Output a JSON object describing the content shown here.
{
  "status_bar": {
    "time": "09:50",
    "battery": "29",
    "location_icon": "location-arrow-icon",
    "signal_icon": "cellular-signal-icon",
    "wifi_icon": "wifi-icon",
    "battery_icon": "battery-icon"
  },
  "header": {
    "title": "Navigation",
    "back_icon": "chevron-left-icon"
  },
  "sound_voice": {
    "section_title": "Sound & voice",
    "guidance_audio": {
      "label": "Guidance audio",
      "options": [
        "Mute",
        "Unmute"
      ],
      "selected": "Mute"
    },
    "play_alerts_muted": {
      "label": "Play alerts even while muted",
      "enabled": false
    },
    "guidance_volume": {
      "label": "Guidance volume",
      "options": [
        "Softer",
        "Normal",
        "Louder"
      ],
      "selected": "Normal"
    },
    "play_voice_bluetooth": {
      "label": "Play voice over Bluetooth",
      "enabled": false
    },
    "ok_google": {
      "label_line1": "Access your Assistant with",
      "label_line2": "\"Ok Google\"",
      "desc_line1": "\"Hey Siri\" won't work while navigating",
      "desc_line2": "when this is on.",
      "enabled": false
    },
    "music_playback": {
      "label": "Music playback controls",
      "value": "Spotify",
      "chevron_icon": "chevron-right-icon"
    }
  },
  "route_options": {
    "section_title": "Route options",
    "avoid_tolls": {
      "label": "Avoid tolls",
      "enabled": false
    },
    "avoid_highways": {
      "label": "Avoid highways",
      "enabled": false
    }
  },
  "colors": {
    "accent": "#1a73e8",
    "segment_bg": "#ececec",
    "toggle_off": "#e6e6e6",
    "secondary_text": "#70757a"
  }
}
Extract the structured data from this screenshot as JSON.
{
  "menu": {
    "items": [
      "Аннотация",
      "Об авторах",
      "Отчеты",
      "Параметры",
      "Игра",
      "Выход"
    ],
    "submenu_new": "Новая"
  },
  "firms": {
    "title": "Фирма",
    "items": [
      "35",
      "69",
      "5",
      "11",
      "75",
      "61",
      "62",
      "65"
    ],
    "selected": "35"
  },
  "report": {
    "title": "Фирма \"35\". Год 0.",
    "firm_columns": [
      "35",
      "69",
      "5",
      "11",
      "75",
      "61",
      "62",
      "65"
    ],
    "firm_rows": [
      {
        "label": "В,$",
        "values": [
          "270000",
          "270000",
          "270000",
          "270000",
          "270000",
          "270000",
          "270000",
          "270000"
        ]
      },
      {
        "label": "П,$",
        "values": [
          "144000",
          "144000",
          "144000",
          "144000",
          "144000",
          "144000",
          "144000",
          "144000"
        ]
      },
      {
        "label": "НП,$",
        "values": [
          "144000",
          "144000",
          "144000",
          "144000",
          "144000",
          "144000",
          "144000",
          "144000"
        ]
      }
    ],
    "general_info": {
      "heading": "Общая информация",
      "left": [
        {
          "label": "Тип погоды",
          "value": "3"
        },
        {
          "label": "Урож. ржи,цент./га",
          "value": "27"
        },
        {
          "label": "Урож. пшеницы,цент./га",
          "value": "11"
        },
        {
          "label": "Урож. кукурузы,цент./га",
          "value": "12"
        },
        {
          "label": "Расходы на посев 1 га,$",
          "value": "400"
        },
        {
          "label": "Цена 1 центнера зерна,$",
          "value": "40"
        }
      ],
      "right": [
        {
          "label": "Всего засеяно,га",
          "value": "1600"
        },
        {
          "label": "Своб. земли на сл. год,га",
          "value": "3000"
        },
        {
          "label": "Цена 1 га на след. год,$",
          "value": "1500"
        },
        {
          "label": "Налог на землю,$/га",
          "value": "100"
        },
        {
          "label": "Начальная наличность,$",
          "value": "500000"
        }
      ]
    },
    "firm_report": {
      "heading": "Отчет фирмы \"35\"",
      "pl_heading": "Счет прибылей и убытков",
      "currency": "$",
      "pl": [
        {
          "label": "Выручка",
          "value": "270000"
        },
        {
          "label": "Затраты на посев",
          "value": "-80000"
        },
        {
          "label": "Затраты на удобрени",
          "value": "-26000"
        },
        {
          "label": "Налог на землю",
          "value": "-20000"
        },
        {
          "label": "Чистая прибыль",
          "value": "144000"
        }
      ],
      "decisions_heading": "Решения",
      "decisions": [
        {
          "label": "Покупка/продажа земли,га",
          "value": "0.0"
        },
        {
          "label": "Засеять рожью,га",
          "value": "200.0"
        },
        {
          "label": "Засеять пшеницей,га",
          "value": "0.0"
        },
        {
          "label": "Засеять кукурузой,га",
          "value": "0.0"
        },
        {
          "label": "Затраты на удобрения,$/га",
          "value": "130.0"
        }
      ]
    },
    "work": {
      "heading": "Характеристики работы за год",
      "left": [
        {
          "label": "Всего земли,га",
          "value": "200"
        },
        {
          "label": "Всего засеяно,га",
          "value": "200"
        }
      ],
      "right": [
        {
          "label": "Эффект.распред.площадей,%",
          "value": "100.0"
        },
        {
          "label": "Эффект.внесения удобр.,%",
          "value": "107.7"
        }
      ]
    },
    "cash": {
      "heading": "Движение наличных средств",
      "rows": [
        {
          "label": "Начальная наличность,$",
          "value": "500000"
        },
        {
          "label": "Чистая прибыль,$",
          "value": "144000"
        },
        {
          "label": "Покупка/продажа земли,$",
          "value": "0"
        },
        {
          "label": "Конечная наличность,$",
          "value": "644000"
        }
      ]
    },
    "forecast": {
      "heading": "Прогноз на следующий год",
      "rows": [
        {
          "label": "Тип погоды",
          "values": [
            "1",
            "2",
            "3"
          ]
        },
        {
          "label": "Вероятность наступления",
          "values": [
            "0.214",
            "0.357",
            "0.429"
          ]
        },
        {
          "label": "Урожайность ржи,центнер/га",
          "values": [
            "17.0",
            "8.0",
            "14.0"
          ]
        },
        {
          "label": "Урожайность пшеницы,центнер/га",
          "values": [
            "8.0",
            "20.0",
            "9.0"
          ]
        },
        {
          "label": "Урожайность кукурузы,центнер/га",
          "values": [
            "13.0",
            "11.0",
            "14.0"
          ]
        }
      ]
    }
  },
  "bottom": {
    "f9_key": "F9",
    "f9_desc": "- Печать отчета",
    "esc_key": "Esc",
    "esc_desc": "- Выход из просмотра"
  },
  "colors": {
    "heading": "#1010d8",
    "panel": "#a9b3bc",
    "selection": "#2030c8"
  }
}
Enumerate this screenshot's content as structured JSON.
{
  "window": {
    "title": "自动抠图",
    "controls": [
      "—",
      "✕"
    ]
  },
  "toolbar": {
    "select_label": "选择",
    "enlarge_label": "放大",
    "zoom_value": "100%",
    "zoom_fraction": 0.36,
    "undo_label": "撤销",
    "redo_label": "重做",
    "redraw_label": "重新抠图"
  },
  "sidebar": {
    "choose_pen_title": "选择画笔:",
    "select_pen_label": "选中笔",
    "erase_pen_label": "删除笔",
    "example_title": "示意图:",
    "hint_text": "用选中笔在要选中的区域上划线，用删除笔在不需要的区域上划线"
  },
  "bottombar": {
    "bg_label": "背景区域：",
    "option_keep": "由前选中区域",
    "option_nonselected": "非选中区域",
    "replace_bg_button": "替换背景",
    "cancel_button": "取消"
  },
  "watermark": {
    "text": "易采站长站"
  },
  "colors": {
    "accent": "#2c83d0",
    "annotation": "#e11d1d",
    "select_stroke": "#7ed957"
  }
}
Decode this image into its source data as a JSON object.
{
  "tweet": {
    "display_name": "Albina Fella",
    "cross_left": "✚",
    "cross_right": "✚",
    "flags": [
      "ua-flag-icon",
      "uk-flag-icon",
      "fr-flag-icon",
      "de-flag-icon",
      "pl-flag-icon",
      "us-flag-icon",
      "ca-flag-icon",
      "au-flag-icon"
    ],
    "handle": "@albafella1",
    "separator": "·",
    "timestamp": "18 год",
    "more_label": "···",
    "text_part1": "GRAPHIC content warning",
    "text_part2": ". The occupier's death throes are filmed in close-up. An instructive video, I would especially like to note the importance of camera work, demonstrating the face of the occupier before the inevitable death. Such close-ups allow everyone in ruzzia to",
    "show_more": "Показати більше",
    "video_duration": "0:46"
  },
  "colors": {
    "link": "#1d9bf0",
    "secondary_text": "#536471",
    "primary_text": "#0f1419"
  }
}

*SHORT PROBLEM*
Note every line above where the string "кукурузы" shows up, and copy those lines.

*TASK OUTPUT*
          "label": "Урож. кукурузы,цент./га",
          "label": "Урожайность кукурузы,центнер/га",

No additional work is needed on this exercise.